| PASSAGE PROVIDED |
--- begin ---

Wednesday, April 21, 2004

Ooo! I hear the ice-cream truck!!!!

Monday, April 19, 2004

God I love thunder. We just got to Senate House and are set up in our usual study room on the fourth floor, a double-story room with a balcony of books and huge windows on all sides to let in light from every direction. It’s a nice place to focus and a really interesting room (heraldic devices at intervals on the balcony railing, a huge coat of arms at the head of the chamber), and this is where we tend to work best. Just now, there was a burst of lightening so bright it looked as if we’d all been electrified, a crash of thunder so loud and long that it rattled the books from their shelves, and a gust of wind so fierce that the windows rattled in their panes. Then, silence. No rain, no hail, no wind or booming thunder; no flashing from the clouds, and the sky is gone white as a ghost. I think it was my long-time friends the Storm Gods giving me encouragement for the day’s battle. It will be a day for triumph. Oh, my brothers.

3:10

John just discovered the Autocorrect addition I put onto his word-processor program. He is writing a paper on the Roman playwright Plautus, but while he was in the bathroom last night I changed his settings so that whenever he typed that name, the computer would change it to “I am a bad person.” I had completely forgotten about it till just now, when John reared up from his work with a “you ass!” He has vowed to change my settings so that Chaucer will become “smelly assface,” and now I’m scared to leave him alone with my machine. What price mischief?

Sir Winston says: "History will be kind to me, for I intend to write it."
Why wasn't he ever made a lord? Laurence Olivier was made a lord before he died. Did you know that Lord Olivier shaved his legs? It was a habit picked up from his early days in the theatre, when the practically peniless troops couldn't afford the tights for their productions of Shakespeare, and the players had to shave their legs and paint them in bright colors. Apparently Sir Larry never wanted to kick the habit. Also, he would never talk to anyone unless they called him "Larry." I wonder what people called Churchill? Sir, I guess.

Sunday, April 18, 2004

So I’m at the British Museum again to try to keep getting work done. You’ll love this: tonight, apparently, is Viking night! There’s a program called “Young Friends of the Museum” or something, which consists of a bunch of kids from like 4-12, who come in once a month or so and sleep over in the museum, and each time has a different theme where the kids get to do all kinds of things involving the collections and projects and things like that. Tonight is Viking night; they are in the other side of the Great Court building longships, and I’m told that they had a battle earlier, with swords and shields and helmets that they made. Later they will sleep in their Viking-tents. I wish I were 12 again.

--- end ---

| DATA ROWS |

--- begin ---

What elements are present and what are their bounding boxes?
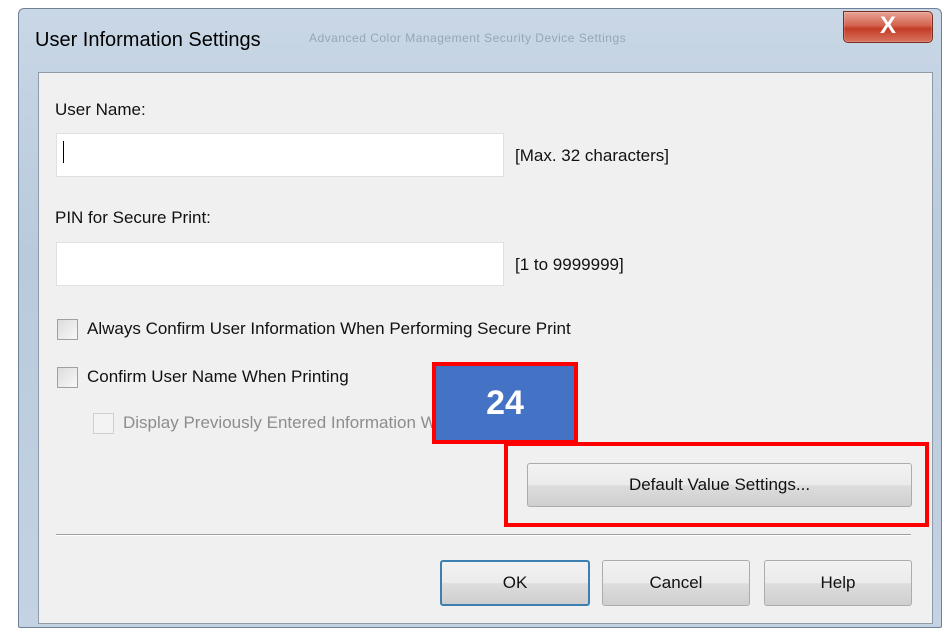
always-confirm-label[interactable]: Always Confirm User Information When Per… [87, 319, 571, 339]
background-tabs-text: Advanced Color Management Security Devic… [309, 31, 627, 45]
separator [56, 534, 911, 536]
dialog-title: User Information Settings [35, 29, 261, 51]
pin-hint: [1 to 9999999] [515, 255, 624, 274]
highlight-box [504, 442, 929, 527]
display-previous-checkbox [93, 413, 114, 434]
pin-input[interactable] [56, 242, 504, 286]
title-bar[interactable]: User Information Settings Advanced Color… [19, 9, 941, 71]
text-caret [63, 141, 64, 163]
step-badge: 24 [432, 362, 578, 444]
always-confirm-checkbox[interactable] [57, 319, 78, 340]
pin-label: PIN for Secure Print: [55, 208, 211, 227]
user-name-hint: [Max. 32 characters] [515, 146, 670, 165]
close-icon: X [879, 12, 896, 39]
user-name-label: User Name: [55, 100, 146, 119]
help-button[interactable]: Help [764, 560, 912, 606]
cancel-button[interactable]: Cancel [602, 560, 750, 606]
close-button[interactable]: X [843, 11, 933, 43]
dialog-content: User Name: [Max. 32 characters] PIN for … [38, 72, 933, 624]
user-name-input[interactable] [56, 133, 504, 177]
confirm-name-checkbox[interactable] [57, 367, 78, 388]
confirm-name-label[interactable]: Confirm User Name When Printing [87, 367, 349, 387]
ok-button[interactable]: OK [440, 560, 590, 606]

--- end ---

| EXERCISE REQUIREMENTS |
**a.** In the blog entries, what did the Autocorrect change make the computer type whenever John entered the name Plautus?
**b.** Continue the blog entries, starting right after their last sentence.

| ANSWERS GIVEN |
**a.** It changed the name to "I am a bad person."

**b.**
...

New info: they will sleep in sleeping bags in tents set up in the Egyptian and Greek galleries, and they witnessed a battle by reinactors with real weapons and armour, and then got to explore the Viking camp that was set up on the museum lawn, where they could try on armour, hear stories, eat food, and all kinds of things. God Dammit, I wish I were 12. That sounds like the coolest thing ever. Oh, and those longships they were building? We're not talking pipe cleaners, we're talking huge wire frames and cardboard slats and big dragon prows and things. God. Dammit. What lucky lucky kids!

Saturday, April 17, 2004

Finally making headway on my Dylan paper, thanks largely to advise that Dad gave me last night on the phone. The urge to procrastinate is overwhelming, like a black beast riding my back. Or a monkey. There’s a monkey riding on my back … what does that expression mean? Obviously, it’s a bad sort of monkey. Not like a macaque. Did you know that macaques make snowballs to play with, but the DON’T throw them? It’s truly heart warming. And they’re really cute too. My completely insane freshman-year roommate had a big poster of a baby macaque that he put up on our door. It was one of his better features, having that poster. Holy hell am I ADD like a madman today. I feel like my mind works just like that visual thesaurus program. I think of one thing, and there’s a million balloons that immediately spring off of it, all relevant and interesting and exciting ideas that draw me away from what I was originally thinking about. In a way it’s wonderful; I think of all kinds of neat ideas all the time, and a lot are artistic or useful or innovative. But when I’m trying to get something done, jeeeezus can it be a difficult thing to deal with. Like this post – I was talking about writing, and then made a joke, and then a question about that monkey expression, and then five sentences about monkeys and my freshman-year roommate (who was seriously crazy, like arms-tied-around-the-back crazy. A nice kid though, I hope he gets better. He might, who knows? It wasn’t his fault really - diplomat parents. That’ll do it to anyone.) SPEAKING of ADD. God, I gotta get me some testing done when I get home.

Did you know that Little Eva, who does the song Locomotion, was just the record company exec’s babysitter, and that she made up the song and the dance while she was playing with his kids? He saw it and then, BAM, stardom. It’s one of those inspiring stories.

Back to work.

Things that are great include my sister's subway diary. You should all read it.

Diary, incidentally, is a word I will always check over once I write or type it, as it almost always looks like "dairy" but only occaisionally is.

A poll for my readers and friends: which sounds better to take at Oberlin next semester, Japanese language 1, or Introduction to Silkscreen? I can't tell which will be stupider to miss out on doing. I think that if I can get into the silkscreen course, I should take it. It will make for a more rigerous semester because of the other things I'll have to take around it, but I think it's worth it - I mean, how cool? Anyways, comment and advize me por favor.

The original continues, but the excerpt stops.